**WHAT THE TASK REQUIRES**
Comb through the entries for "학원에서" and pull out each line that holds it.

"""

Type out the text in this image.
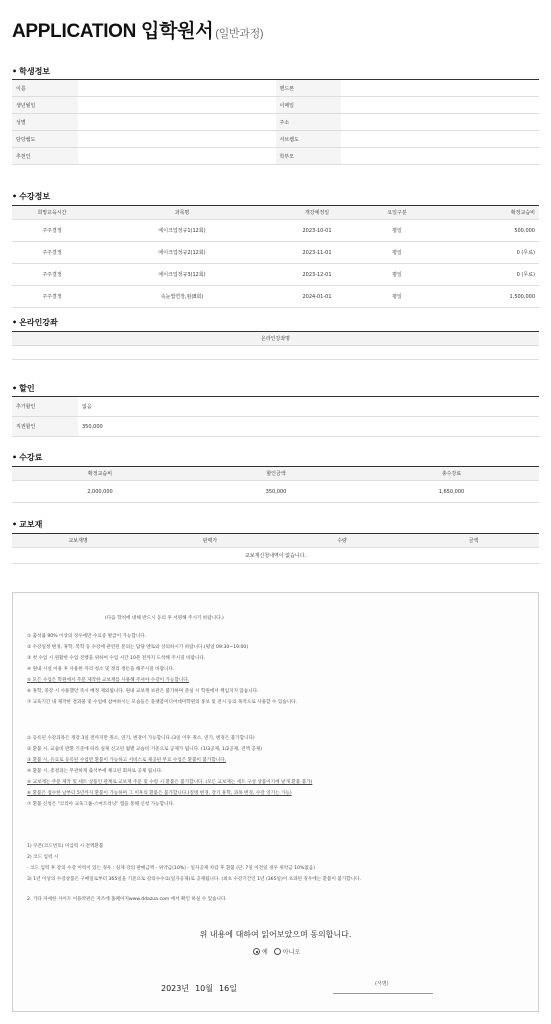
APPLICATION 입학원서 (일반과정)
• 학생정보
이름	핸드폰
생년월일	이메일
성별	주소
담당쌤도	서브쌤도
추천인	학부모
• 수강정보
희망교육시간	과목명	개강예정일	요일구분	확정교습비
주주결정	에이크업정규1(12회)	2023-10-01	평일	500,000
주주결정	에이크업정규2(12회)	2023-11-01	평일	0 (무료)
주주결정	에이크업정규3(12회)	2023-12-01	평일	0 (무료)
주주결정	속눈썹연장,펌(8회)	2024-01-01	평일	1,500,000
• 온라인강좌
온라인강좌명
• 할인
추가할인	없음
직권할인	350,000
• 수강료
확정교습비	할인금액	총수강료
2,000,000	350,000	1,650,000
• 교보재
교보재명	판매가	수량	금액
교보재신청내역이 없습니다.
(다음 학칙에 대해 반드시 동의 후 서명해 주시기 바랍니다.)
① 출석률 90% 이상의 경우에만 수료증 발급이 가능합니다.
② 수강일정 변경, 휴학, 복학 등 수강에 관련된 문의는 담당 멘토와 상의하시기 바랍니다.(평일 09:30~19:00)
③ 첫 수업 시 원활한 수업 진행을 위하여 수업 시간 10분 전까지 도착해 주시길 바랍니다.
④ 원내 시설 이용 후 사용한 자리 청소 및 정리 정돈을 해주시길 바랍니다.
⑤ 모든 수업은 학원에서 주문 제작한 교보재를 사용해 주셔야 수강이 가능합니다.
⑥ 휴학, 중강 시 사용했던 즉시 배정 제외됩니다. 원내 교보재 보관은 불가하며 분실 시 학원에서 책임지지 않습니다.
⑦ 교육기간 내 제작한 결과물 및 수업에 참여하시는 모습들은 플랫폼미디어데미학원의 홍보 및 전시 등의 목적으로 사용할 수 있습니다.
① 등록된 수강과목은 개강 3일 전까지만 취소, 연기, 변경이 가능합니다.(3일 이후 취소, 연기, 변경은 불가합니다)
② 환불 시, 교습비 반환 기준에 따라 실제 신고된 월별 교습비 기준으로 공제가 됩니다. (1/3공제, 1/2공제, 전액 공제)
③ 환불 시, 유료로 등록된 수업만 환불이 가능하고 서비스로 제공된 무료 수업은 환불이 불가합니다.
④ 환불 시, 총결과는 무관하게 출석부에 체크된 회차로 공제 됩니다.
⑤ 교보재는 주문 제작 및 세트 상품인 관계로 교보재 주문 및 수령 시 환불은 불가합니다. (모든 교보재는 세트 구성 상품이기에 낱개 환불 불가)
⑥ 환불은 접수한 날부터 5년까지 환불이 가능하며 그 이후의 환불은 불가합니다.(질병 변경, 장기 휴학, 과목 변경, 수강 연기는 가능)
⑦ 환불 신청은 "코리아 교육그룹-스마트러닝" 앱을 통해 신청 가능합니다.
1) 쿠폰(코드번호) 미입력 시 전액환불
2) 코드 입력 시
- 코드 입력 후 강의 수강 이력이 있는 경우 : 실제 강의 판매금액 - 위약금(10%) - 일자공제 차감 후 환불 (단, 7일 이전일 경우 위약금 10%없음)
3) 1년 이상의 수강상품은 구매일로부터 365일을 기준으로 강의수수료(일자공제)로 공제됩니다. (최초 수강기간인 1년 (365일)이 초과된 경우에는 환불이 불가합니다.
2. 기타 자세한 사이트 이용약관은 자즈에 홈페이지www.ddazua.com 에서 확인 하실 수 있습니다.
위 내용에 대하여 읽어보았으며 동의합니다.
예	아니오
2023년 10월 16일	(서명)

"""

**COMPLETE RESPONSE**
⑤ 모든 수업은 학원에서 주문 제작한 교보재를 사용해 주셔야 수강이 가능합니다.
⑥ 휴학, 중강 시 사용했던 즉시 배정 제외됩니다. 원내 교보재 보관은 불가하며 분실 시 학원에서 책임지지 않습니다.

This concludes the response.